-- Set problem --
Search the material and gather each line with "如图所示" in it.
------ Supplied material
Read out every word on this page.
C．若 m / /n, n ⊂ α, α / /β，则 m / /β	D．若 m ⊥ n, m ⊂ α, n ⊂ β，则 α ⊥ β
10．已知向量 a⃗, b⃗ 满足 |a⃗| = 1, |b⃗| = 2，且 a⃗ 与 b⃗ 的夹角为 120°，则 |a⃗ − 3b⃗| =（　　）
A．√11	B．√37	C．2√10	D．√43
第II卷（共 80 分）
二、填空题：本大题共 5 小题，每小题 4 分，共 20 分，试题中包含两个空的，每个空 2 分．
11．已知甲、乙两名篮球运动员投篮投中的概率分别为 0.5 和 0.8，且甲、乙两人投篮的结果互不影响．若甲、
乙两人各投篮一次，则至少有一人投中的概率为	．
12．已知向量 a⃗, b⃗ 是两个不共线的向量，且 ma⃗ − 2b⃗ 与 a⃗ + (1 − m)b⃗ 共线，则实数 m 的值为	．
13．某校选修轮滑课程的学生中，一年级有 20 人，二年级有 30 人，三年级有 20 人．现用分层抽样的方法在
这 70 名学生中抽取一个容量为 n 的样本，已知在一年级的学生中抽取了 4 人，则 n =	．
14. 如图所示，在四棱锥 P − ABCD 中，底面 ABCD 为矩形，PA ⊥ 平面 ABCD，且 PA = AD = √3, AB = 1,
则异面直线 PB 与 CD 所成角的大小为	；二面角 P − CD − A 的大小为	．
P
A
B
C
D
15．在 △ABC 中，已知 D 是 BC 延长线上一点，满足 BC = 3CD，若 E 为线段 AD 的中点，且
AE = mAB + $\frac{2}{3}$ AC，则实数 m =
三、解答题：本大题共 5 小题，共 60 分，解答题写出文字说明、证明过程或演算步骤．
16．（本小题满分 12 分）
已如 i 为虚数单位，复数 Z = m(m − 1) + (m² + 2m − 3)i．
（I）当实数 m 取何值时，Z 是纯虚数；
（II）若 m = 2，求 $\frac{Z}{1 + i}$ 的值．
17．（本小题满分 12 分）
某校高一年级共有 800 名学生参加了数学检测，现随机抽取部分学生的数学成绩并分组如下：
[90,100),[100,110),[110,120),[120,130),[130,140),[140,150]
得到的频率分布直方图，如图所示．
------------
-- Complete output --
14. 如图所示，在四棱锥 P − ABCD 中，底面 ABCD 为矩形，PA ⊥ 平面 ABCD，且 PA = AD = √3, AB = 1,
得到的频率分布直方图，如图所示．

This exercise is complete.